[multistage] Add support for the ranking ROW_NUMBER() window function#10587
Conversation
| @@ -1107,6 +1323,22 @@ | |||
| "\n" | |||
| ] | |||
There was a problem hiding this comment.
Can we also cover the subquery style in the plans ?
Something like
SELECT * FROM (
SELECT
ROW_NUMBER() OVER (.....) rn,
c1,
c2,
c3
FROM
foo
) temp
WHERE
rn > 10 AND rn <=20;
There was a problem hiding this comment.
For the sake of completeness in the planning tests, can we also add WITH / CTE if possible ?
WITH cte AS(
SELECT
ROW_NUMBER() OVER (.......) rn,
c1,
c2,
c3
FROM
foo
)
SELECT
*
FROM
cte
WHERE
rn > 10 AND
rn <= 20;
There was a problem hiding this comment.
@siddharthteotia I actually have a couple of plans of these types at the end of this file. Are these sufficient?:
{
"description": "Window function CTE: row_number WITH statement having OVER with PARTITION BY ORDER BY",
"sql": "EXPLAIN PLAN FOR WITH windowfunc AS (SELECT a.col1, ROW_NUMBER() OVER(PARTITION BY a.col2 ORDER BY a.col3) as rownum from a) SELECT a.col1, a.rownum FROM windowfunc AS a where a.rownum < 5",
"output": [
"Execution Plan",
"\nLogicalProject(col1=[$0], $1=[$3])",
"\n LogicalFilter(condition=[<($3, 5)])",
"\n LogicalWindow(window#0=[window(partition {1} order by [2] rows between UNBOUNDED PRECEDING and CURRENT ROW aggs [ROW_NUMBER()])])",
"\n PinotLogicalSortExchange(distribution=[hash[1]], collation=[[2]], isSortOnSender=[false], isSortOnReceiver=[true])",
"\n LogicalProject(col1=[$0], col2=[$1], col3=[$2])",
"\n LogicalTableScan(table=[[a]])",
"\n"

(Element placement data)
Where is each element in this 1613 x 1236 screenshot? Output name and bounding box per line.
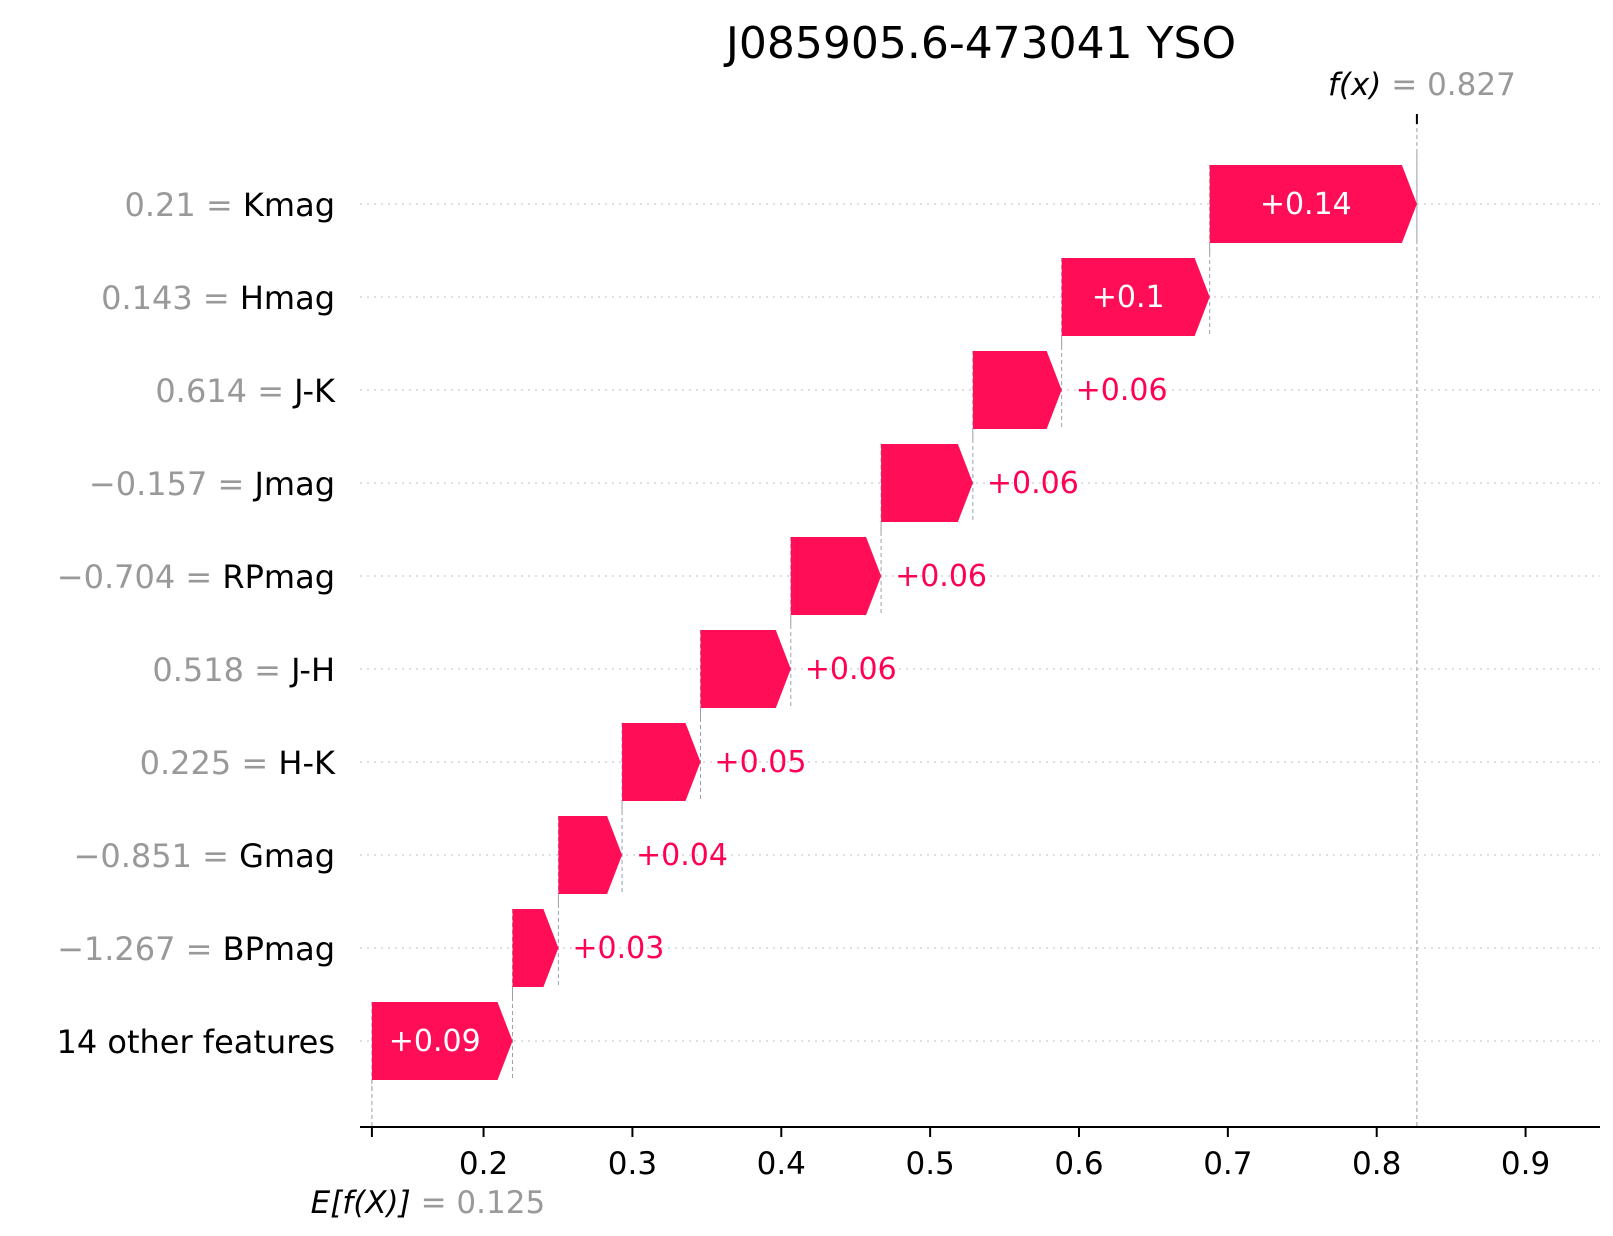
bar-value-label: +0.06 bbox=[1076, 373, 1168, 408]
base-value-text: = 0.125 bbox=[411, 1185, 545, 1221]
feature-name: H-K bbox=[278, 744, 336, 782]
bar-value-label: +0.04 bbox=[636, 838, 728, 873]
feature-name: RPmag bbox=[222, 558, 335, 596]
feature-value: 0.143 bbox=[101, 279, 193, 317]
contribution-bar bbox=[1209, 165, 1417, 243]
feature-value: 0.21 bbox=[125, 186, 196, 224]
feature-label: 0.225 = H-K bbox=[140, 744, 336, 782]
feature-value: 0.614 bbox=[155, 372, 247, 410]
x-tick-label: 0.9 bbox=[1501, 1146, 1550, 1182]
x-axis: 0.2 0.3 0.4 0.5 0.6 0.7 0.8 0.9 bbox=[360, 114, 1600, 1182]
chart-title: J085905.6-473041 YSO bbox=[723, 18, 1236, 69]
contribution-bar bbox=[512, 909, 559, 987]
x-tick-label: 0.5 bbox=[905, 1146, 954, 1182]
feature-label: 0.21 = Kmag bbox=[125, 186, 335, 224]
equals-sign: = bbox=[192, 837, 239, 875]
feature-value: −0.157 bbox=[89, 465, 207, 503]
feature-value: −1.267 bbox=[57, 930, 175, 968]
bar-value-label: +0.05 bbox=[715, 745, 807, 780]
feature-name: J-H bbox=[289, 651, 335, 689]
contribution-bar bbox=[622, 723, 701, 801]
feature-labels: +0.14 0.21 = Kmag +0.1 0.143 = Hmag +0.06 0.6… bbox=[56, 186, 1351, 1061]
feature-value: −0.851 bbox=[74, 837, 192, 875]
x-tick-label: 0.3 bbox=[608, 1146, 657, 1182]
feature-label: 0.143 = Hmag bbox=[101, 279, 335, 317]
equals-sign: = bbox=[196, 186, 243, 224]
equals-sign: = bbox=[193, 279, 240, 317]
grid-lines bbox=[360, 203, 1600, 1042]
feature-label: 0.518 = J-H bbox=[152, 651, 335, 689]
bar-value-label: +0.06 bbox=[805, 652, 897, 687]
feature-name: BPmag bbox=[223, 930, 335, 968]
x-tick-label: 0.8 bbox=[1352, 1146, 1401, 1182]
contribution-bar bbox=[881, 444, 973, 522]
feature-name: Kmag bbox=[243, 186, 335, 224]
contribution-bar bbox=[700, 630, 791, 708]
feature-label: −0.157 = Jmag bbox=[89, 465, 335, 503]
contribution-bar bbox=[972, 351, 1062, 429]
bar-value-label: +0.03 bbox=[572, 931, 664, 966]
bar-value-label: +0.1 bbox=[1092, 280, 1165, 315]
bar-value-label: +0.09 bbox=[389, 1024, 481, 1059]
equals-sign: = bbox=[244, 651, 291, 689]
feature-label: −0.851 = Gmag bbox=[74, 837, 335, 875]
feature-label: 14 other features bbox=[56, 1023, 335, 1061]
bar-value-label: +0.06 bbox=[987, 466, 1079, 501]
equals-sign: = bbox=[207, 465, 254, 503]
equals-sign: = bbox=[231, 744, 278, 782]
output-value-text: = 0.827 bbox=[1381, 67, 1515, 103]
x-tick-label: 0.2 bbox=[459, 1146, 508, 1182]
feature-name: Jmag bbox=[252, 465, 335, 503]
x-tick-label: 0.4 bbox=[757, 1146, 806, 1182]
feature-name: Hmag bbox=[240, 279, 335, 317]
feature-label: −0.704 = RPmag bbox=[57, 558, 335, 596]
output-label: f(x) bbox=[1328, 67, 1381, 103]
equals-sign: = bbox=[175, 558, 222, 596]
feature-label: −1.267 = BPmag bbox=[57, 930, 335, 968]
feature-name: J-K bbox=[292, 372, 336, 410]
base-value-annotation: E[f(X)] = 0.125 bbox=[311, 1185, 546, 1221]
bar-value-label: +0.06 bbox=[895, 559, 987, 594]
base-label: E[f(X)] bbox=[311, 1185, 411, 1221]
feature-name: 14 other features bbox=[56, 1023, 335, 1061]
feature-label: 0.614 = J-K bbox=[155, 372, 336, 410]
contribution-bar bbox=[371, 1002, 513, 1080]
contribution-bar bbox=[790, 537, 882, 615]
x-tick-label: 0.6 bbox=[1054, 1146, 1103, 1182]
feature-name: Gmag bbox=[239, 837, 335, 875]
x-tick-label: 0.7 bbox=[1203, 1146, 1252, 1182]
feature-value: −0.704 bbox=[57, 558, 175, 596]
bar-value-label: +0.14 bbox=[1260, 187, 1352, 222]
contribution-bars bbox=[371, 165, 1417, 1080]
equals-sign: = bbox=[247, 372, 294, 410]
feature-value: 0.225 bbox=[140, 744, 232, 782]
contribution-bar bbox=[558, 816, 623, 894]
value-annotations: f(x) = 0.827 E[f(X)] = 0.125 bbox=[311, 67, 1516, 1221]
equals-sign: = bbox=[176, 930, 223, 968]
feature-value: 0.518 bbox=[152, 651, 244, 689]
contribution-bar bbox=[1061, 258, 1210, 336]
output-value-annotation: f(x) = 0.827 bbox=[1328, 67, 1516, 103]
...
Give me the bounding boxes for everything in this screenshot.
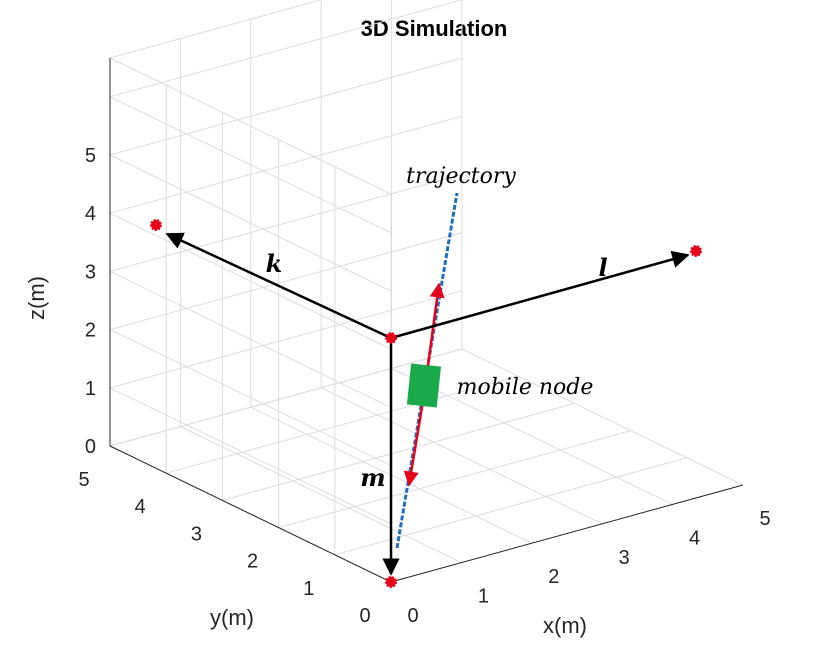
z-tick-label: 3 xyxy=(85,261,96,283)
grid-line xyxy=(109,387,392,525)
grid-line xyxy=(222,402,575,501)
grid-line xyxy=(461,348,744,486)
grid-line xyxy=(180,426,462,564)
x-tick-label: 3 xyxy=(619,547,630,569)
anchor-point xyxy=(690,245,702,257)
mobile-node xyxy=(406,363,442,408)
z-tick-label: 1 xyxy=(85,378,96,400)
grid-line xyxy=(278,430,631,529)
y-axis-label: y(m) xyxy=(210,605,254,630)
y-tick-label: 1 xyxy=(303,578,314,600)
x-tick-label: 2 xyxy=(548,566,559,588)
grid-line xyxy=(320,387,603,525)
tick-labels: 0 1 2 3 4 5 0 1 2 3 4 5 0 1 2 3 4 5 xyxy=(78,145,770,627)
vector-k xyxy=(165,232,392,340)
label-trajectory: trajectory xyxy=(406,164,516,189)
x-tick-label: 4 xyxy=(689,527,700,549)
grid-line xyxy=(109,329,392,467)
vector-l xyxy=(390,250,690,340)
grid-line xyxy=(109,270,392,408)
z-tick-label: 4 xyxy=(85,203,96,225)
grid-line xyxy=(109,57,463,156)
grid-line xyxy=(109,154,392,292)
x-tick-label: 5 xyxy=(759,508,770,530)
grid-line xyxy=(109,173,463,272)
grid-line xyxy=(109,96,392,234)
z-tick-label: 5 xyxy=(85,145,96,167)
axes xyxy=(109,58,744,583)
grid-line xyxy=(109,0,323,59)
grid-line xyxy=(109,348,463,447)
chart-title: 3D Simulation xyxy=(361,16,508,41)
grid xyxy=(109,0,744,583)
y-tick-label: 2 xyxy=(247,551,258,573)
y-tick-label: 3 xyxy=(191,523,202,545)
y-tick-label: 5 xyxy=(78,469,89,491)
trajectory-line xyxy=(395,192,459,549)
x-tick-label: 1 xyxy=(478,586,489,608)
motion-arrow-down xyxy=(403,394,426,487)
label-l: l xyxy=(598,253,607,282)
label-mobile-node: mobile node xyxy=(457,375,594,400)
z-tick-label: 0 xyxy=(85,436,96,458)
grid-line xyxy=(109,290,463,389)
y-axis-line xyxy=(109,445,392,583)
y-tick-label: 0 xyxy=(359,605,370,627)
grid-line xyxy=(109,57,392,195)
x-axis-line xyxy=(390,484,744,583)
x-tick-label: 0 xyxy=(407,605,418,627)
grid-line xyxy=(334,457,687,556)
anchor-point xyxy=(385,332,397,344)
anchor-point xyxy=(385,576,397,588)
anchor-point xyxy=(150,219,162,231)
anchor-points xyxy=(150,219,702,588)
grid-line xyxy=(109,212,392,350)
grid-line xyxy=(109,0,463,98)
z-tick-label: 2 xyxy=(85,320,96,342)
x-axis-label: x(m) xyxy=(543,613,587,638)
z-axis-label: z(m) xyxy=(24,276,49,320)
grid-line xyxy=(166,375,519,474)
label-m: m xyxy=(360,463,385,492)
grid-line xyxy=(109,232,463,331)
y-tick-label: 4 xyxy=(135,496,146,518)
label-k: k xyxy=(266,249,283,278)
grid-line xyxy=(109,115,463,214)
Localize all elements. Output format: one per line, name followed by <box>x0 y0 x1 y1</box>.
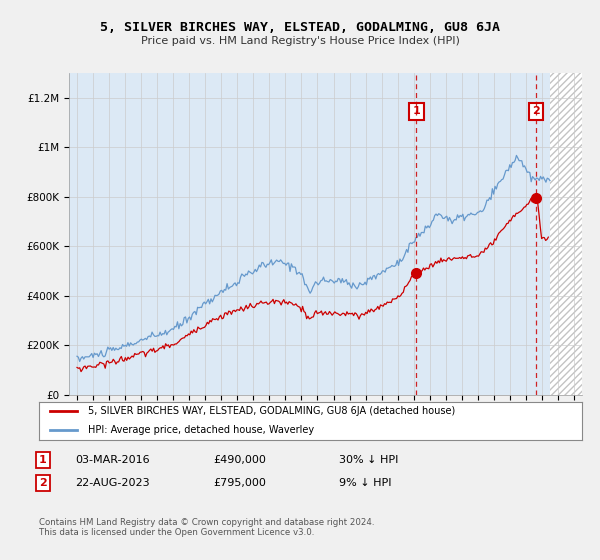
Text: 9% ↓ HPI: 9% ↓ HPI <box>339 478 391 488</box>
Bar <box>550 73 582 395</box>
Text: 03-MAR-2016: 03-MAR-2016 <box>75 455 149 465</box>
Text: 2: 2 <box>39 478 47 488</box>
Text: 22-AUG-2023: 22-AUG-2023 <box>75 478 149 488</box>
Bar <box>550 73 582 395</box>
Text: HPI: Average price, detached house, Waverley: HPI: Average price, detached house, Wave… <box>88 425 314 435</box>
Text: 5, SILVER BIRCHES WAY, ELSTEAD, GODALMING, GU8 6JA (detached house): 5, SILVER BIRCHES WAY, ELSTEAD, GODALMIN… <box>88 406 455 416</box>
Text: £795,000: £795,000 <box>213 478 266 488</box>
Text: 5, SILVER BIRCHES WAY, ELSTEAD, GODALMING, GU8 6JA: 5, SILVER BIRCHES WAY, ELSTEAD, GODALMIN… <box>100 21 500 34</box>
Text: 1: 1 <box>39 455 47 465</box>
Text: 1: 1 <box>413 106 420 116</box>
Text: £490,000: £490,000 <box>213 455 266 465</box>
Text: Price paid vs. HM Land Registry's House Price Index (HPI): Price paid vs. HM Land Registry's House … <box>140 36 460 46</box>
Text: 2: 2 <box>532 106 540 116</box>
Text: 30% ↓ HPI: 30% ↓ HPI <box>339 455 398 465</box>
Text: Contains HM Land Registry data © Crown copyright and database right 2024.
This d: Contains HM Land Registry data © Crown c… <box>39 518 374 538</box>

**TASKS AND EXERCISES**
**a)** From the ROW_NUMBER() pull request discussion, extract the passage from "Something like" to "if possible ?".
**b)** Write the next portion of the ROW_NUMBER() pull request discussion, picking up after its final line.

**OUTPUTS IN ORDER**
**a)**
Something like
SELECT * FROM (
SELECT
ROW_NUMBER() OVER (.....) rn,
c1,
c2,
c3
FROM
foo
) temp
WHERE
rn > 10 AND rn <=20;
There was a problem hiding this comment.
For the sake of completeness in the planning tests, can we also add WITH / CTE if possible ?

**b)**
]
},
{
"description": "Window function subquery: row_number having OVER with PARTITION BY ORDER BY",
"sql": "EXPLAIN PLAN FOR SELECT row_number, col2, col3 FROM (SELECT ROW_NUMBER() OVER(PARTITION BY a.col2 ORDER BY a.col3 DESC) as row_number, a.col2, a.col3 FROM a) WHERE row_number <= 10",
"output": [
"Execution Plan",
"\nLogicalProject(row_number=[$2], col2=[$0], col3=[$1])",
"\n LogicalFilter(condition=[<=($2, 10)])",
"\n LogicalWindow(window#0=[window(partition {0} order by [1 DESC] rows between UNBOUNDED PRECEDING and CURRENT ROW aggs [ROW_NUMBER()])])",
"\n PinotLogicalSortExchange(distribution=[hash[0]], collation=[[1 DESC]], isSortOnSender=[false], isSortOnReceiver=[true])",
"\n LogicalProject(col2=[$1], col3=[$2])",
"\n LogicalTableScan(table=[[a]])",
"\n"
]
}
There was a problem hiding this comment.
Looks good. Thanks for clarifying
Can we add an example of a JOIN query with ROW_NUMBER where the subquery does a JOIN and we pick the particular ROW_NUMBER for each partition in the outer query ?
SELECT
<columnList>
FROM
(
SELECT
<columnList>,
ROW_NUMBER OVER(PARTITION BY .. ORDER BY ... DESC) AS rn
FROM
T1 INNER JOIN T2
ON T1.c1 = T2.c2
WHERE .......
)
WHERE rn = 1
So we pick the highest guy (since each partition is ordered descending) in the outer query from each partition.
| { | ||
| "description": "single OVER(ORDER BY) row_number and select col with select alias", | ||
| "sql": "EXPLAIN PLAN FOR SELECT a.col1 AS value1, ROW_NUMBER() OVER(ORDER BY a.col2) AS row_number FROM a", | ||
| "notes": "TODO: Look into why aliases are getting ignored in the final plan", |
There was a problem hiding this comment.
can we create an issue for this otherwise TODO might just get buried in the code ?
| { | ||
| "description": "single OVER(ORDER BY) row_number and select col", | ||
| "sql": "EXPLAIN PLAN FOR SELECT a.col1, ROW_NUMBER() OVER(ORDER BY a.col2) FROM a", | ||
| "output": [ |
There was a problem hiding this comment.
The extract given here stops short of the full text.